**WORK REQUIRED:** Among the entries below, find the lines with "gedit" and copy them.

**MATERIALS PROVIDED:**
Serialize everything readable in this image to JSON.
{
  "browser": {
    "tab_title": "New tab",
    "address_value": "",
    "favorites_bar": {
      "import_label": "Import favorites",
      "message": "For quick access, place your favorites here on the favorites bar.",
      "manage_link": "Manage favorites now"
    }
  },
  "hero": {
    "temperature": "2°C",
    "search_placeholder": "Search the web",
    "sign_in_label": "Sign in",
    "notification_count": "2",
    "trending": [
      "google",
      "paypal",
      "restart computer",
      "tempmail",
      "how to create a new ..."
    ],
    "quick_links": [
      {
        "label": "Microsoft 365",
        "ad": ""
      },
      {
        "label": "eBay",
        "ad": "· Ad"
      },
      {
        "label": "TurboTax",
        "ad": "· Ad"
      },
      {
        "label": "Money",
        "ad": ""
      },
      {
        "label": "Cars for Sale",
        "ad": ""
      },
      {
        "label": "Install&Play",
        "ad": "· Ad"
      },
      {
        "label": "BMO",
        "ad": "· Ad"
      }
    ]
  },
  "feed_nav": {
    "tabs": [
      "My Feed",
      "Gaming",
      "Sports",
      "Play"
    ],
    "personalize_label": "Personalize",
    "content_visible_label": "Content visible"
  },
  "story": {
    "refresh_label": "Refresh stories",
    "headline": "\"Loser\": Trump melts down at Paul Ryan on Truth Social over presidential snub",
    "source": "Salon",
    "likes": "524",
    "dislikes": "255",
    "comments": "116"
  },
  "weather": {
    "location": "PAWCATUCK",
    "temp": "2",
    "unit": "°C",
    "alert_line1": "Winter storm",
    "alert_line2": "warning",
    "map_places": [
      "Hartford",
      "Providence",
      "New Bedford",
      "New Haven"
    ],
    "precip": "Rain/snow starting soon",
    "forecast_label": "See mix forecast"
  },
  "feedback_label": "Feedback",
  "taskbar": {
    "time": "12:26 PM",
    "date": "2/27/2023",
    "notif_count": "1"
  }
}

...

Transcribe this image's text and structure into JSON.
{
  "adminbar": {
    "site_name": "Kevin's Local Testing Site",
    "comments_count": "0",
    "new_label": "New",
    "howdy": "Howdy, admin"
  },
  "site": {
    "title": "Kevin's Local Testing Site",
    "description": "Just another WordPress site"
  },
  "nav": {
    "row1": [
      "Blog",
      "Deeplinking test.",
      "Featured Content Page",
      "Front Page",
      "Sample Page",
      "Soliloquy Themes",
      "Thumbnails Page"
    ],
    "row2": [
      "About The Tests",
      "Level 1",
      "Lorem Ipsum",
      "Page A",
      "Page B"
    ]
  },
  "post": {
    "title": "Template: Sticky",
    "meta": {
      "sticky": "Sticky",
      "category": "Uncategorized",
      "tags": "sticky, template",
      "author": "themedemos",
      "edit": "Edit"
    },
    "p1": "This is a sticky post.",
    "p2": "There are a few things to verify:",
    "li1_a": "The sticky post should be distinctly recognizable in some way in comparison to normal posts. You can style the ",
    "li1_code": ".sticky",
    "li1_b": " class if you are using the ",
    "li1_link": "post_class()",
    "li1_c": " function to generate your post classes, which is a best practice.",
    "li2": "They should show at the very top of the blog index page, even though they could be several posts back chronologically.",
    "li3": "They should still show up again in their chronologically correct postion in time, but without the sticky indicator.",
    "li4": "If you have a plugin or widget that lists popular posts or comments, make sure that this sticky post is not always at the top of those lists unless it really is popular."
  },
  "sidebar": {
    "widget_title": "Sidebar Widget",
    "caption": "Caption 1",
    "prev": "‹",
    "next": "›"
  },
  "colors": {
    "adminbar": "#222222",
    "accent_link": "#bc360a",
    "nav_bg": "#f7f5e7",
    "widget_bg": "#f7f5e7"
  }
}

...

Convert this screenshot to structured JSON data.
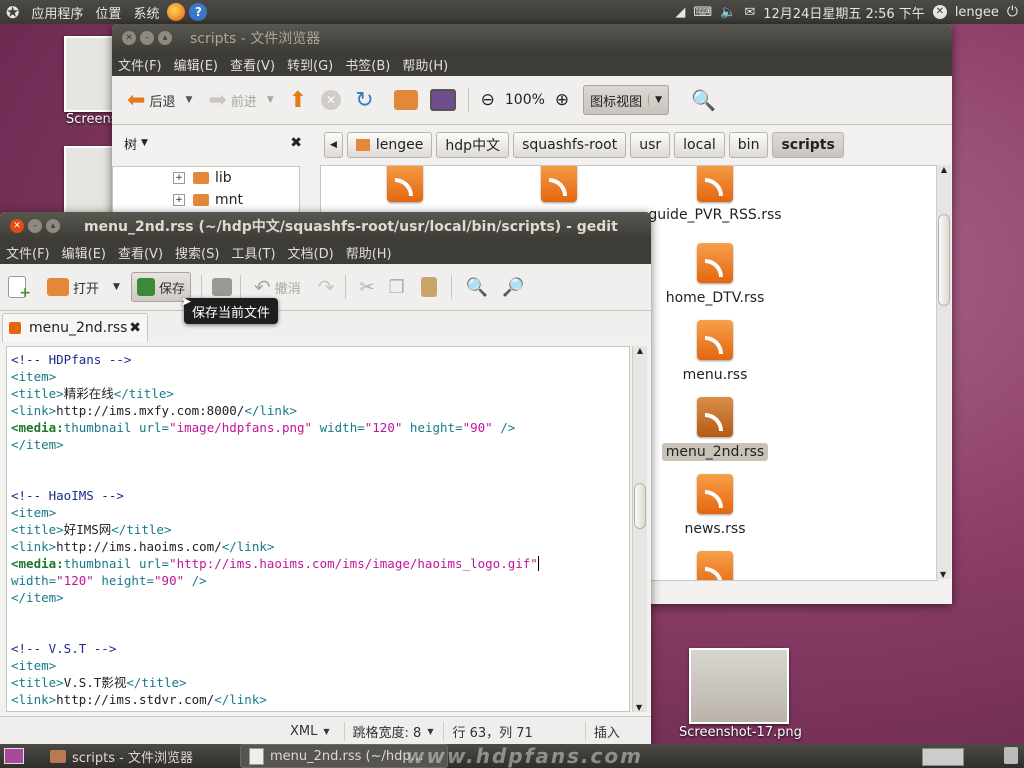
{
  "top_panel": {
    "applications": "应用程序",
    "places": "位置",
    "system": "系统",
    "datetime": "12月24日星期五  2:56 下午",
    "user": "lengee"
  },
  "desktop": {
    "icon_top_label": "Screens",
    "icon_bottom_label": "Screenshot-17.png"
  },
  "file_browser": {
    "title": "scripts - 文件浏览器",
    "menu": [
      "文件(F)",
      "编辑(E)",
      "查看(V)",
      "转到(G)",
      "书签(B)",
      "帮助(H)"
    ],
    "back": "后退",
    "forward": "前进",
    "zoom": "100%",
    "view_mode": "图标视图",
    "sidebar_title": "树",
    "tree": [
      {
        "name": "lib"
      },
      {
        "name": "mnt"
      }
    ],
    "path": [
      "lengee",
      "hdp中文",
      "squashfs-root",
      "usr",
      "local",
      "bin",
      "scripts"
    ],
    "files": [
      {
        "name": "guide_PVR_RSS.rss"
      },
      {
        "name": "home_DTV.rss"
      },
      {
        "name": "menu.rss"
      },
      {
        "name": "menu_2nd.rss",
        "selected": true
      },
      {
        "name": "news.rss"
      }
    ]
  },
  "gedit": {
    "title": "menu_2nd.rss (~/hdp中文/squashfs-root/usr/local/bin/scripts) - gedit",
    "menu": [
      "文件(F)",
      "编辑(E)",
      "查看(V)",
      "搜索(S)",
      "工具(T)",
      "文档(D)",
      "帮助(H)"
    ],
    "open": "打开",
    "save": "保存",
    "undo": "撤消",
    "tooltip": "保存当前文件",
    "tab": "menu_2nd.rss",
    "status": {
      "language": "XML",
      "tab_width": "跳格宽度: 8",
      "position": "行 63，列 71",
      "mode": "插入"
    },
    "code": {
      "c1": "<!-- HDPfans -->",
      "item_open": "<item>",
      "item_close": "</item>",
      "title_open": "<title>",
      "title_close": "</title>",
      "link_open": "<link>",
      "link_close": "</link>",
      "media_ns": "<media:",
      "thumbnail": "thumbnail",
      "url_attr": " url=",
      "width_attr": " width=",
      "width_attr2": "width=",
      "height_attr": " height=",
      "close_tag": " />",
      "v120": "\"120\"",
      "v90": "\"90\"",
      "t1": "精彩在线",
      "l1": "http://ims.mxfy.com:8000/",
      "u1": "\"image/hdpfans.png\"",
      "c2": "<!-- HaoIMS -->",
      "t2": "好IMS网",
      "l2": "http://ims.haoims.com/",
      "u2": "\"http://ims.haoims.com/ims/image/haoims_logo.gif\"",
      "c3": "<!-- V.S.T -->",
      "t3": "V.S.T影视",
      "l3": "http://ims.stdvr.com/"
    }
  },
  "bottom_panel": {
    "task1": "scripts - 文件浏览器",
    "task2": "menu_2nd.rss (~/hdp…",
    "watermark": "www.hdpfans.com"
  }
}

**EXERCISE SOLUTION:**
  "gedit": {
    "title": "menu_2nd.rss (~/hdp中文/squashfs-root/usr/local/bin/scripts) - gedit",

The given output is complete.